Data entries
******************************

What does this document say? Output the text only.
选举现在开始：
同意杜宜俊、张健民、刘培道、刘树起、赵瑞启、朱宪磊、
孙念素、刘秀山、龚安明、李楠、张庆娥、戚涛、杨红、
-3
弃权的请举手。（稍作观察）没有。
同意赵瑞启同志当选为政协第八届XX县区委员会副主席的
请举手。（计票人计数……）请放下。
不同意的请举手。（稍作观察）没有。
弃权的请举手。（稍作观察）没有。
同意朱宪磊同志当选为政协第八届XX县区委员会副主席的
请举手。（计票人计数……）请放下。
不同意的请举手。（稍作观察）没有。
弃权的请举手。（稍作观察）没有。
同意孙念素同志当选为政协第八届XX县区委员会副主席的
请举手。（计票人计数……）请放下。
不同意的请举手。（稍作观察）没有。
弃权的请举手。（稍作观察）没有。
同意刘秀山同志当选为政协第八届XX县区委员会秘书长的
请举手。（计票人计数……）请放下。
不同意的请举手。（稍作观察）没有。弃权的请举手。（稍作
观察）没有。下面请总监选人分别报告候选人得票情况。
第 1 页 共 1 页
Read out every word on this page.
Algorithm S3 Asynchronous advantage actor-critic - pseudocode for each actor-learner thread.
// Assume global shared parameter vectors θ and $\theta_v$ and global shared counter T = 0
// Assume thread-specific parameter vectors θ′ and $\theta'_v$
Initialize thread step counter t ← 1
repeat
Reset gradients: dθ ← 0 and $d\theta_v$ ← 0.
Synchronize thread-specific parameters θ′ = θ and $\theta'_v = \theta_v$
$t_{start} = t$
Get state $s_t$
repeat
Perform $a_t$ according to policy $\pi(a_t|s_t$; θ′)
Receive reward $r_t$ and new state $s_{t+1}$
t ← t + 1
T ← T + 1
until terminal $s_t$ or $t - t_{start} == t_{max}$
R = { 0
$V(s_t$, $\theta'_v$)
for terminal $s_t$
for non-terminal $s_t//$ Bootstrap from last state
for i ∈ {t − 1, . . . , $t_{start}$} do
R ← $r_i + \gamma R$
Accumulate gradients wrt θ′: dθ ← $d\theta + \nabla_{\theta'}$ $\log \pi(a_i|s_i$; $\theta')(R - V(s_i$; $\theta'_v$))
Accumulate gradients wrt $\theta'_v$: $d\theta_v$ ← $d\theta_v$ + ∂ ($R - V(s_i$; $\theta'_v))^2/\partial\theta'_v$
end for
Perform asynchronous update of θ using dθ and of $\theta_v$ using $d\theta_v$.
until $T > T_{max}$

******************************

▸ What you need to do:
Print all the data exactly.

▸ Correct response:
What does this document say? Output the text only.
选举现在开始：
同意杜宜俊、张健民、刘培道、刘树起、赵瑞启、朱宪磊、
孙念素、刘秀山、龚安明、李楠、张庆娥、戚涛、杨红、
-3
弃权的请举手。（稍作观察）没有。
同意赵瑞启同志当选为政协第八届XX县区委员会副主席的
请举手。（计票人计数……）请放下。
不同意的请举手。（稍作观察）没有。
弃权的请举手。（稍作观察）没有。
同意朱宪磊同志当选为政协第八届XX县区委员会副主席的
请举手。（计票人计数……）请放下。
不同意的请举手。（稍作观察）没有。
弃权的请举手。（稍作观察）没有。
同意孙念素同志当选为政协第八届XX县区委员会副主席的
请举手。（计票人计数……）请放下。
不同意的请举手。（稍作观察）没有。
弃权的请举手。（稍作观察）没有。
同意刘秀山同志当选为政协第八届XX县区委员会秘书长的
请举手。（计票人计数……）请放下。
不同意的请举手。（稍作观察）没有。弃权的请举手。（稍作
观察）没有。下面请总监选人分别报告候选人得票情况。
第 1 页 共 1 页
Read out every word on this page.
Algorithm S3 Asynchronous advantage actor-critic - pseudocode for each actor-learner thread.
// Assume global shared parameter vectors θ and $\theta_v$ and global shared counter T = 0
// Assume thread-specific parameter vectors θ′ and $\theta'_v$
Initialize thread step counter t ← 1
repeat
Reset gradients: dθ ← 0 and $d\theta_v$ ← 0.
Synchronize thread-specific parameters θ′ = θ and $\theta'_v = \theta_v$
$t_{start} = t$
Get state $s_t$
repeat
Perform $a_t$ according to policy $\pi(a_t|s_t$; θ′)
Receive reward $r_t$ and new state $s_{t+1}$
t ← t + 1
T ← T + 1
until terminal $s_t$ or $t - t_{start} == t_{max}$
R = { 0
$V(s_t$, $\theta'_v$)
for terminal $s_t$
for non-terminal $s_t//$ Bootstrap from last state
for i ∈ {t − 1, . . . , $t_{start}$} do
R ← $r_i + \gamma R$
Accumulate gradients wrt θ′: dθ ← $d\theta + \nabla_{\theta'}$ $\log \pi(a_i|s_i$; $\theta')(R - V(s_i$; $\theta'_v$))
Accumulate gradients wrt $\theta'_v$: $d\theta_v$ ← $d\theta_v$ + ∂ ($R - V(s_i$; $\theta'_v))^2/\partial\theta'_v$
end for
Perform asynchronous update of θ using dθ and of $\theta_v$ using $d\theta_v$.
until $T > T_{max}$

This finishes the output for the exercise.